--- START ---

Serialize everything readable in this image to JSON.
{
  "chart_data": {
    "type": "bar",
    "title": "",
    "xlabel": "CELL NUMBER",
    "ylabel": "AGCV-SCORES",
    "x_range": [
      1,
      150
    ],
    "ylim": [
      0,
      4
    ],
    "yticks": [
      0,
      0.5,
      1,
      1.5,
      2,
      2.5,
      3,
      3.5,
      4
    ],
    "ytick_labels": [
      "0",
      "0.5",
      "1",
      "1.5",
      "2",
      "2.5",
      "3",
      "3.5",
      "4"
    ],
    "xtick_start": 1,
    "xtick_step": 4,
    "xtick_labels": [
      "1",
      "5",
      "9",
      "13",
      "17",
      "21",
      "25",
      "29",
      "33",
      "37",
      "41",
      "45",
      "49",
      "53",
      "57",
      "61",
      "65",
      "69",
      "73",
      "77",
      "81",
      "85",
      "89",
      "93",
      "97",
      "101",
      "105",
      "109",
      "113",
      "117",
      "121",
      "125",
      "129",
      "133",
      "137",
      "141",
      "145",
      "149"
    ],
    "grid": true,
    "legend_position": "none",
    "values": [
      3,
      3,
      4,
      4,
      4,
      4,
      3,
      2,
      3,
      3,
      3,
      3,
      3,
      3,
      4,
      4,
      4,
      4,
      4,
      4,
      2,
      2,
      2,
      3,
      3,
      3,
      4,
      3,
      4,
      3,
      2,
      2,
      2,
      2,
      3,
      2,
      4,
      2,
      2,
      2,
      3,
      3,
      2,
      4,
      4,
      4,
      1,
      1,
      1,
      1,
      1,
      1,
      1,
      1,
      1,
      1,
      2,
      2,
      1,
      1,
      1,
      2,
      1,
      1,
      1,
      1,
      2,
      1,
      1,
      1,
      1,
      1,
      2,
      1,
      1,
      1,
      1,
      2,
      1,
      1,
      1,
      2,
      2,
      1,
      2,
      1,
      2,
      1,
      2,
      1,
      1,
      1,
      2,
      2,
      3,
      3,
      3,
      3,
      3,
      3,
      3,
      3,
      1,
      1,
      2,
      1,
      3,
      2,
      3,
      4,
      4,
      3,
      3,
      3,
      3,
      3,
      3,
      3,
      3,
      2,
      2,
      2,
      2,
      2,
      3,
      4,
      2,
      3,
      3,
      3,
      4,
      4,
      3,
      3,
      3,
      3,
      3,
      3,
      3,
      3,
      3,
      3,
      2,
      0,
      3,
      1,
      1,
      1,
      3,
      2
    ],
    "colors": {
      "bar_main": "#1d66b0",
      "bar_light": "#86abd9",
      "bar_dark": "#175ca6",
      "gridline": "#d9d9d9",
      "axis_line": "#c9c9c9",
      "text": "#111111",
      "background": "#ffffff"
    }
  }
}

--- END ---

**EXERCISE**:
Write out the whole listing again, exactly as it stands.

**CORRECT RESULT**:
Serialize everything readable in this image to JSON.
{
  "chart_data": {
    "type": "bar",
    "title": "",
    "xlabel": "CELL NUMBER",
    "ylabel": "AGCV-SCORES",
    "x_range": [
      1,
      150
    ],
    "ylim": [
      0,
      4
    ],
    "yticks": [
      0,
      0.5,
      1,
      1.5,
      2,
      2.5,
      3,
      3.5,
      4
    ],
    "ytick_labels": [
      "0",
      "0.5",
      "1",
      "1.5",
      "2",
      "2.5",
      "3",
      "3.5",
      "4"
    ],
    "xtick_start": 1,
    "xtick_step": 4,
    "xtick_labels": [
      "1",
      "5",
      "9",
      "13",
      "17",
      "21",
      "25",
      "29",
      "33",
      "37",
      "41",
      "45",
      "49",
      "53",
      "57",
      "61",
      "65",
      "69",
      "73",
      "77",
      "81",
      "85",
      "89",
      "93",
      "97",
      "101",
      "105",
      "109",
      "113",
      "117",
      "121",
      "125",
      "129",
      "133",
      "137",
      "141",
      "145",
      "149"
    ],
    "grid": true,
    "legend_position": "none",
    "values": [
      3,
      3,
      4,
      4,
      4,
      4,
      3,
      2,
      3,
      3,
      3,
      3,
      3,
      3,
      4,
      4,
      4,
      4,
      4,
      4,
      2,
      2,
      2,
      3,
      3,
      3,
      4,
      3,
      4,
      3,
      2,
      2,
      2,
      2,
      3,
      2,
      4,
      2,
      2,
      2,
      3,
      3,
      2,
      4,
      4,
      4,
      1,
      1,
      1,
      1,
      1,
      1,
      1,
      1,
      1,
      1,
      2,
      2,
      1,
      1,
      1,
      2,
      1,
      1,
      1,
      1,
      2,
      1,
      1,
      1,
      1,
      1,
      2,
      1,
      1,
      1,
      1,
      2,
      1,
      1,
      1,
      2,
      2,
      1,
      2,
      1,
      2,
      1,
      2,
      1,
      1,
      1,
      2,
      2,
      3,
      3,
      3,
      3,
      3,
      3,
      3,
      3,
      1,
      1,
      2,
      1,
      3,
      2,
      3,
      4,
      4,
      3,
      3,
      3,
      3,
      3,
      3,
      3,
      3,
      2,
      2,
      2,
      2,
      2,
      3,
      4,
      2,
      3,
      3,
      3,
      4,
      4,
      3,
      3,
      3,
      3,
      3,
      3,
      3,
      3,
      3,
      3,
      2,
      0,
      3,
      1,
      1,
      1,
      3,
      2
    ],
    "colors": {
      "bar_main": "#1d66b0",
      "bar_light": "#86abd9",
      "bar_dark": "#175ca6",
      "gridline": "#d9d9d9",
      "axis_line": "#c9c9c9",
      "text": "#111111",
      "background": "#ffffff"
    }
  }
}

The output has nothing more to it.